━━━ Input for this task
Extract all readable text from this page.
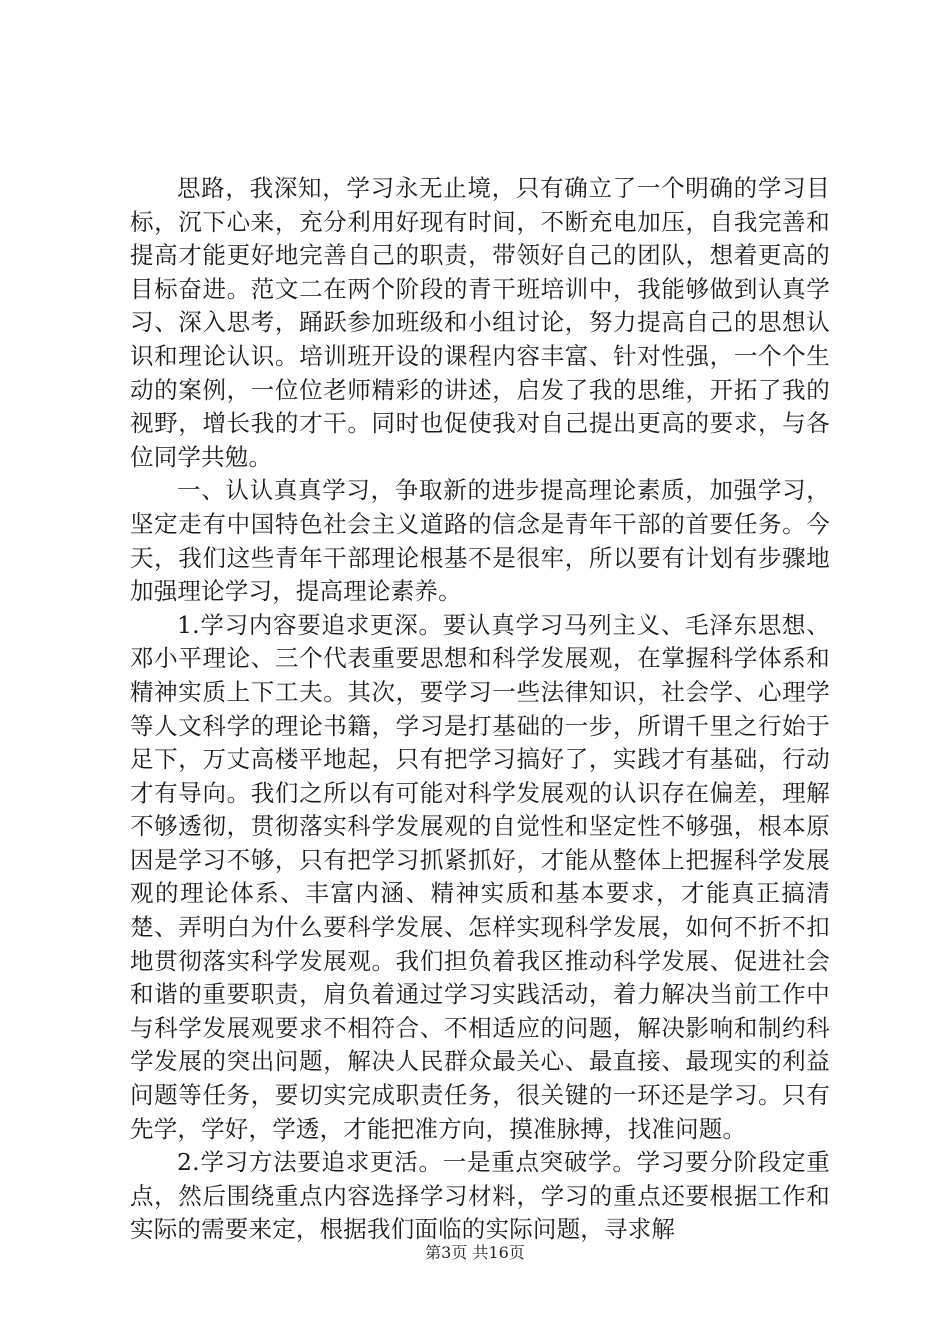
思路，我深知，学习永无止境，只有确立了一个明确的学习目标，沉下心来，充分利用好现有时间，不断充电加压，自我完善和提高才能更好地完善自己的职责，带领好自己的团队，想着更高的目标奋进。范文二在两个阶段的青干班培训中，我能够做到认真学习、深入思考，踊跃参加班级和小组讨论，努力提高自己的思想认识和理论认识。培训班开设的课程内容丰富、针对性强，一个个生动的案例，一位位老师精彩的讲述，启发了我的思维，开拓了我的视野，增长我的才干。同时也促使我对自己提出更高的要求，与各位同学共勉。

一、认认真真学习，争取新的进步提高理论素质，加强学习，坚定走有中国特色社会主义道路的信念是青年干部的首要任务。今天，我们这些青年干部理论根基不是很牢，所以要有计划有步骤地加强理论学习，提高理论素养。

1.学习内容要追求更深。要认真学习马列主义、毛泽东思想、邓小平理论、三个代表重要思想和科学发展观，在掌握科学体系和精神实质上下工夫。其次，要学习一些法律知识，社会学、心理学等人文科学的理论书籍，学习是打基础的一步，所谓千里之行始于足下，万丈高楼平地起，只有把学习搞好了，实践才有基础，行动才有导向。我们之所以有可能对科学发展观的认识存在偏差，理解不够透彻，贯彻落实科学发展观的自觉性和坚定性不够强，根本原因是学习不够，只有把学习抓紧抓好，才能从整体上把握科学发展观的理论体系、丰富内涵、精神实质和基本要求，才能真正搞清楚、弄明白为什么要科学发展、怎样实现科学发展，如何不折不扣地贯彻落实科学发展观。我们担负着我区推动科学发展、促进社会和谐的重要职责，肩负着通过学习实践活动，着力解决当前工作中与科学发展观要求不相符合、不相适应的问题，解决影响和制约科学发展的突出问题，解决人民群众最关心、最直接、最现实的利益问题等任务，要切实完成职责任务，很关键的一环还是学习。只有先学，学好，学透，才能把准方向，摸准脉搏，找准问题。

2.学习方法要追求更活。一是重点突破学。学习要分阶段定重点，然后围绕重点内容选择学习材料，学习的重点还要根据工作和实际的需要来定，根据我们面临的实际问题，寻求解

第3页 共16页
━━━━━━
Task ▸ Pictures are not part of the copy; reproduce everything else in the records exactly.

Solution for this problem ▸
Extract all readable text from this page.
思路，我深知，学习永无止境，只有确立了一个明确的学习目标，沉下心来，充分利用好现有时间，不断充电加压，自我完善和提高才能更好地完善自己的职责，带领好自己的团队，想着更高的目标奋进。范文二在两个阶段的青干班培训中，我能够做到认真学习、深入思考，踊跃参加班级和小组讨论，努力提高自己的思想认识和理论认识。培训班开设的课程内容丰富、针对性强，一个个生动的案例，一位位老师精彩的讲述，启发了我的思维，开拓了我的视野，增长我的才干。同时也促使我对自己提出更高的要求，与各位同学共勉。

一、认认真真学习，争取新的进步提高理论素质，加强学习，坚定走有中国特色社会主义道路的信念是青年干部的首要任务。今天，我们这些青年干部理论根基不是很牢，所以要有计划有步骤地加强理论学习，提高理论素养。

1.学习内容要追求更深。要认真学习马列主义、毛泽东思想、邓小平理论、三个代表重要思想和科学发展观，在掌握科学体系和精神实质上下工夫。其次，要学习一些法律知识，社会学、心理学等人文科学的理论书籍，学习是打基础的一步，所谓千里之行始于足下，万丈高楼平地起，只有把学习搞好了，实践才有基础，行动才有导向。我们之所以有可能对科学发展观的认识存在偏差，理解不够透彻，贯彻落实科学发展观的自觉性和坚定性不够强，根本原因是学习不够，只有把学习抓紧抓好，才能从整体上把握科学发展观的理论体系、丰富内涵、精神实质和基本要求，才能真正搞清楚、弄明白为什么要科学发展、怎样实现科学发展，如何不折不扣地贯彻落实科学发展观。我们担负着我区推动科学发展、促进社会和谐的重要职责，肩负着通过学习实践活动，着力解决当前工作中与科学发展观要求不相符合、不相适应的问题，解决影响和制约科学发展的突出问题，解决人民群众最关心、最直接、最现实的利益问题等任务，要切实完成职责任务，很关键的一环还是学习。只有先学，学好，学透，才能把准方向，摸准脉搏，找准问题。

2.学习方法要追求更活。一是重点突破学。学习要分阶段定重点，然后围绕重点内容选择学习材料，学习的重点还要根据工作和实际的需要来定，根据我们面临的实际问题，寻求解

第3页 共16页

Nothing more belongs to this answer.